--- BEGIN Records for this task ---

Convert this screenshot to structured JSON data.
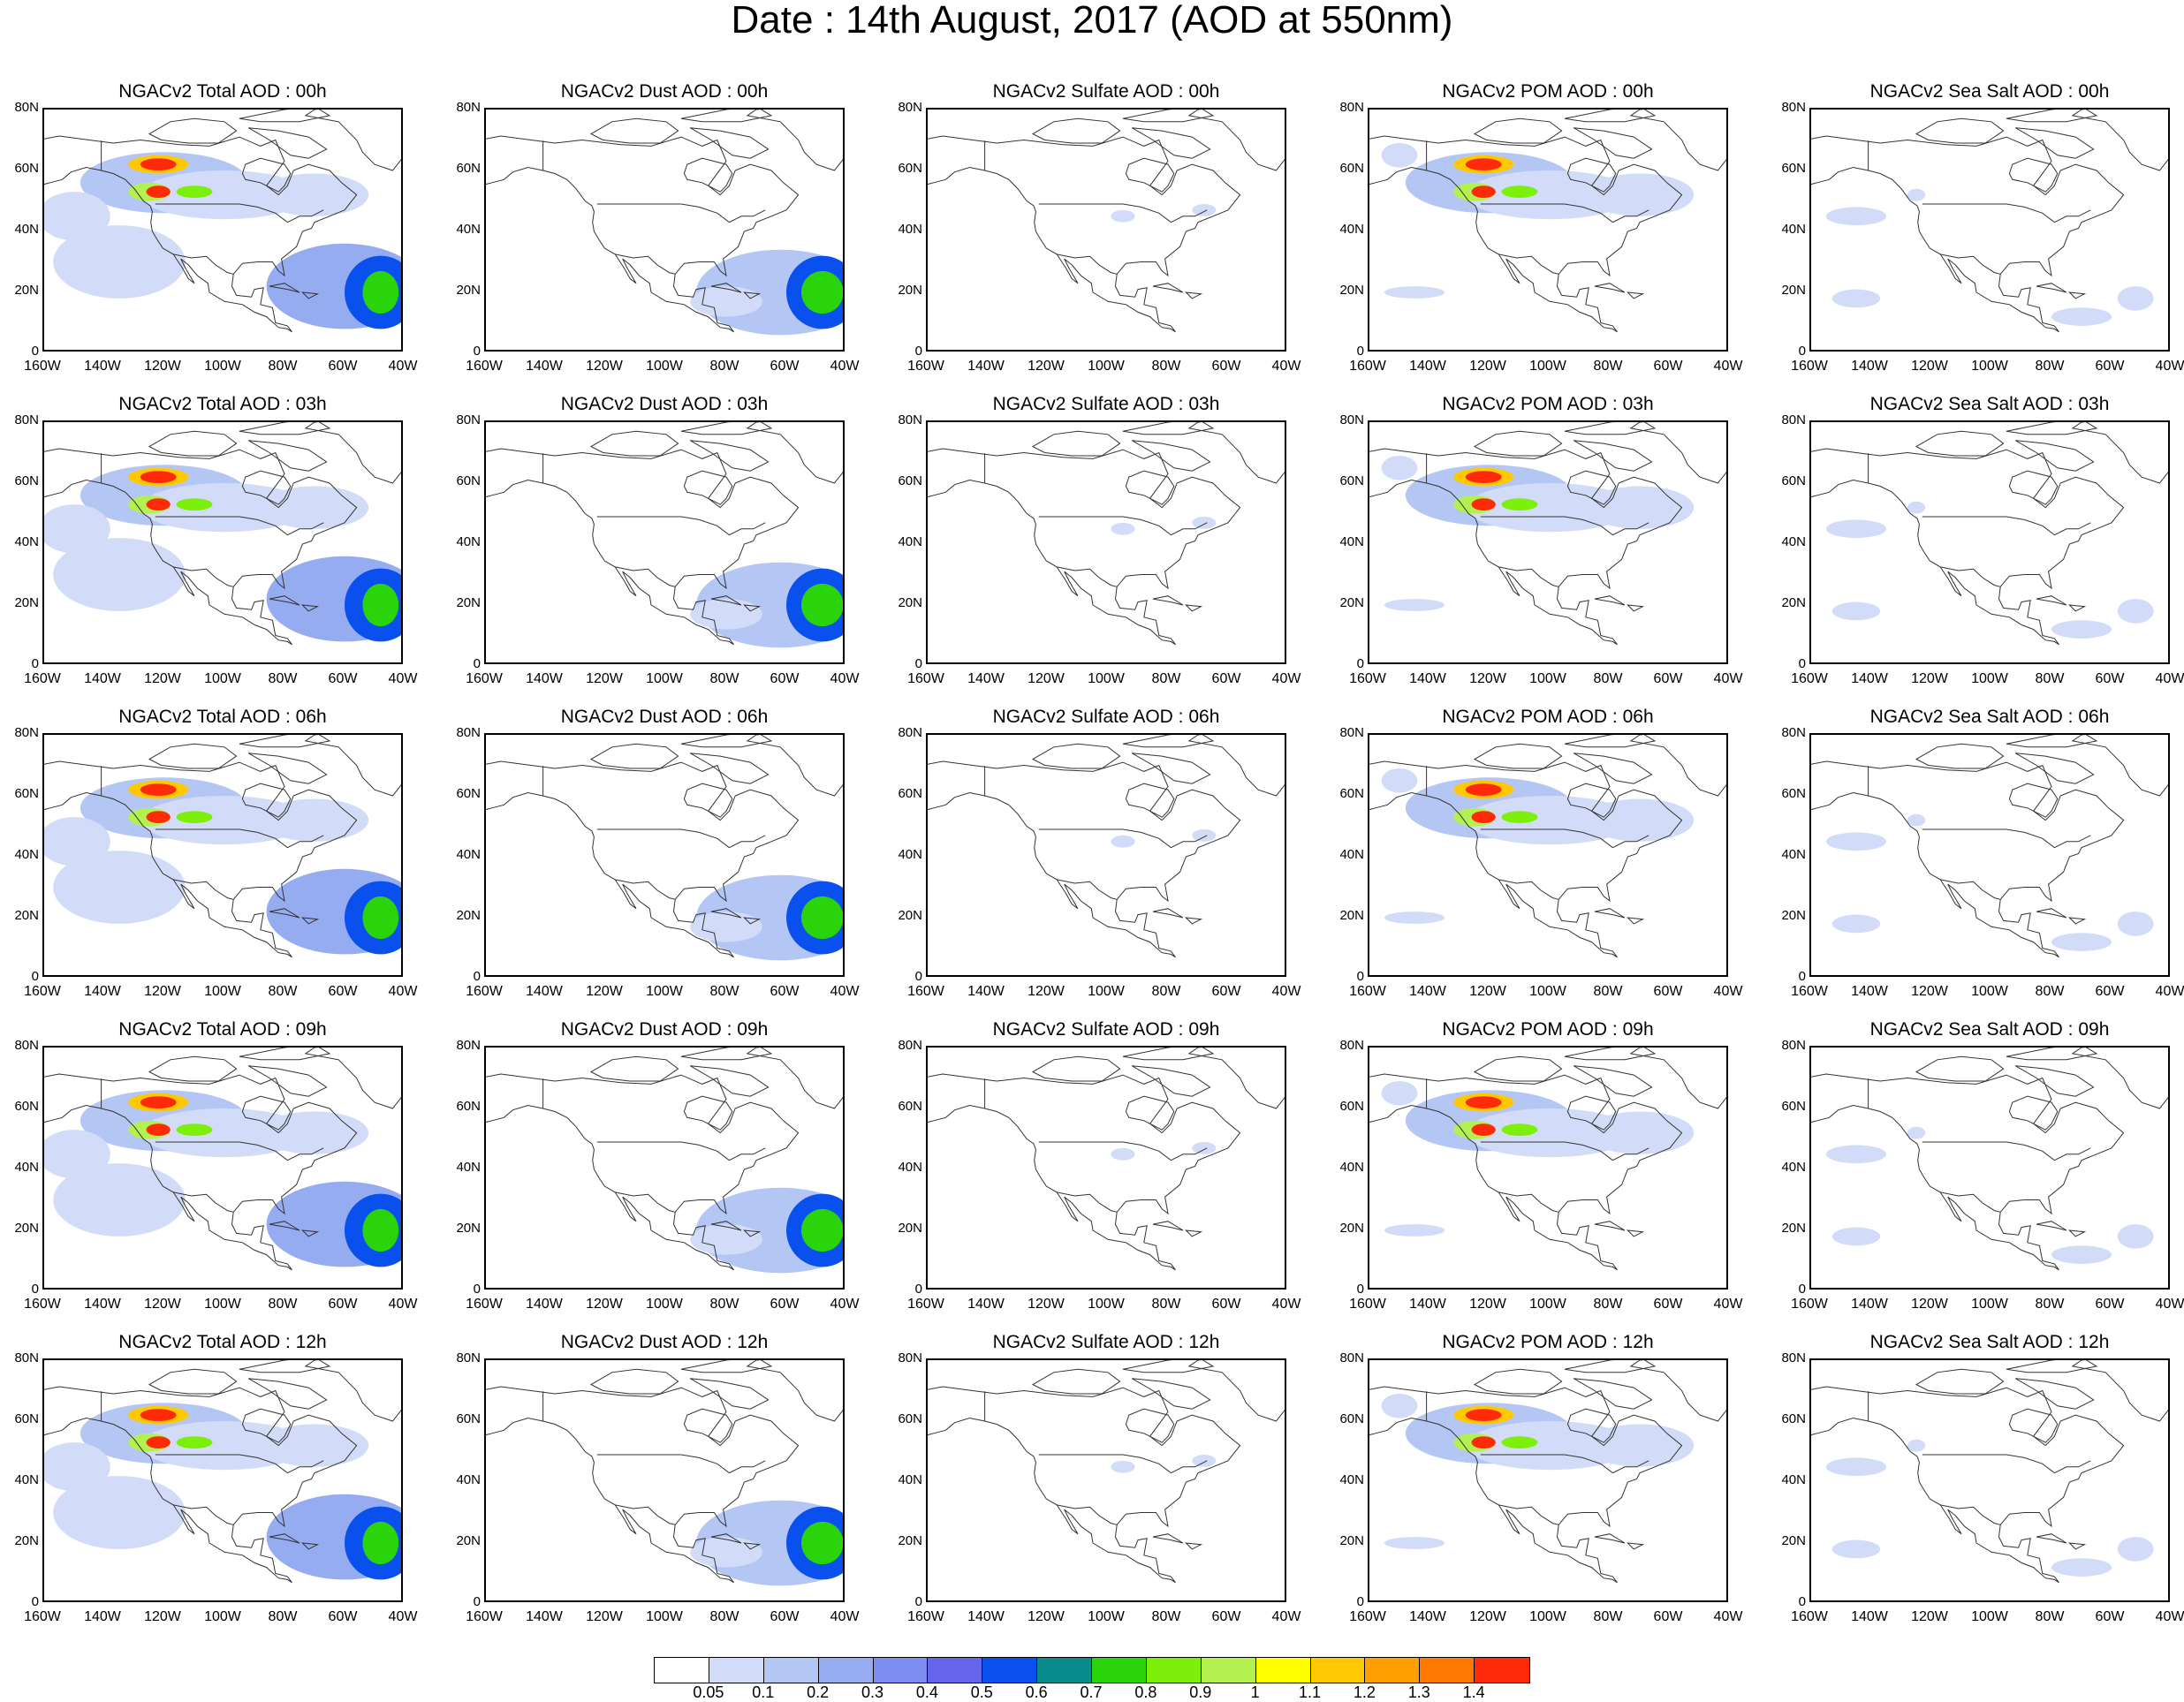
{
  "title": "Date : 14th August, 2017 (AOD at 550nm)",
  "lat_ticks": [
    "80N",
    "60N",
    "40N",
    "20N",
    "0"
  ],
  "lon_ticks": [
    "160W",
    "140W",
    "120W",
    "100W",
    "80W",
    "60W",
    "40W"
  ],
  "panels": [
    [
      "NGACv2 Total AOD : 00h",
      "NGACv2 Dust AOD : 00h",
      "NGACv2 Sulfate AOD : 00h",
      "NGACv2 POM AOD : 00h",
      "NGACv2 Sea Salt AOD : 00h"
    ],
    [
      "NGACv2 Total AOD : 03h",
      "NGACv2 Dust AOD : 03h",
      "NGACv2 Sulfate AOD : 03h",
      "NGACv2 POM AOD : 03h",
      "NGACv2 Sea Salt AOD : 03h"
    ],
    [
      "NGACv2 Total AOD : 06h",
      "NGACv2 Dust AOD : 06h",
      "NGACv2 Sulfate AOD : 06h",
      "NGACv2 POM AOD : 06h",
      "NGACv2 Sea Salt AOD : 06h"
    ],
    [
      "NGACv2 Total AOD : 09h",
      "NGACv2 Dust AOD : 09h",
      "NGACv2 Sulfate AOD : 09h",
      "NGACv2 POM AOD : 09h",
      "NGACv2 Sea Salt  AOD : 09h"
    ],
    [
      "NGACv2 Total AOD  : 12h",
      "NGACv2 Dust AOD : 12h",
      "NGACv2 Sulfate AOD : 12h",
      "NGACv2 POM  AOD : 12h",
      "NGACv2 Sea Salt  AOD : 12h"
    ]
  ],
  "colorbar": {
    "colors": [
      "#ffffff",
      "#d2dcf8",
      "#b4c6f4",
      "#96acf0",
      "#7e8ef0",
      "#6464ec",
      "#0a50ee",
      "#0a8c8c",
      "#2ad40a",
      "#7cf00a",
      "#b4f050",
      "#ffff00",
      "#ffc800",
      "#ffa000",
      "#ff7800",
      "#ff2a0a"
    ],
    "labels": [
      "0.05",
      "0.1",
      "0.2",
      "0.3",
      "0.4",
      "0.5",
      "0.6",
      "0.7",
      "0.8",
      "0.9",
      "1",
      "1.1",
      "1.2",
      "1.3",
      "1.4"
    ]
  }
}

--- END Records for this task ---

Exercise prompt
Reproduce the material in its entirety and word for word, without the pictures.

Output of the task
Convert this screenshot to structured JSON data.
{
  "title": "Date : 14th August, 2017 (AOD at 550nm)",
  "lat_ticks": [
    "80N",
    "60N",
    "40N",
    "20N",
    "0"
  ],
  "lon_ticks": [
    "160W",
    "140W",
    "120W",
    "100W",
    "80W",
    "60W",
    "40W"
  ],
  "panels": [
    [
      "NGACv2 Total AOD : 00h",
      "NGACv2 Dust AOD : 00h",
      "NGACv2 Sulfate AOD : 00h",
      "NGACv2 POM AOD : 00h",
      "NGACv2 Sea Salt AOD : 00h"
    ],
    [
      "NGACv2 Total AOD : 03h",
      "NGACv2 Dust AOD : 03h",
      "NGACv2 Sulfate AOD : 03h",
      "NGACv2 POM AOD : 03h",
      "NGACv2 Sea Salt AOD : 03h"
    ],
    [
      "NGACv2 Total AOD : 06h",
      "NGACv2 Dust AOD : 06h",
      "NGACv2 Sulfate AOD : 06h",
      "NGACv2 POM AOD : 06h",
      "NGACv2 Sea Salt AOD : 06h"
    ],
    [
      "NGACv2 Total AOD : 09h",
      "NGACv2 Dust AOD : 09h",
      "NGACv2 Sulfate AOD : 09h",
      "NGACv2 POM AOD : 09h",
      "NGACv2 Sea Salt  AOD : 09h"
    ],
    [
      "NGACv2 Total AOD  : 12h",
      "NGACv2 Dust AOD : 12h",
      "NGACv2 Sulfate AOD : 12h",
      "NGACv2 POM  AOD : 12h",
      "NGACv2 Sea Salt  AOD : 12h"
    ]
  ],
  "colorbar": {
    "colors": [
      "#ffffff",
      "#d2dcf8",
      "#b4c6f4",
      "#96acf0",
      "#7e8ef0",
      "#6464ec",
      "#0a50ee",
      "#0a8c8c",
      "#2ad40a",
      "#7cf00a",
      "#b4f050",
      "#ffff00",
      "#ffc800",
      "#ffa000",
      "#ff7800",
      "#ff2a0a"
    ],
    "labels": [
      "0.05",
      "0.1",
      "0.2",
      "0.3",
      "0.4",
      "0.5",
      "0.6",
      "0.7",
      "0.8",
      "0.9",
      "1",
      "1.1",
      "1.2",
      "1.3",
      "1.4"
    ]
  }
}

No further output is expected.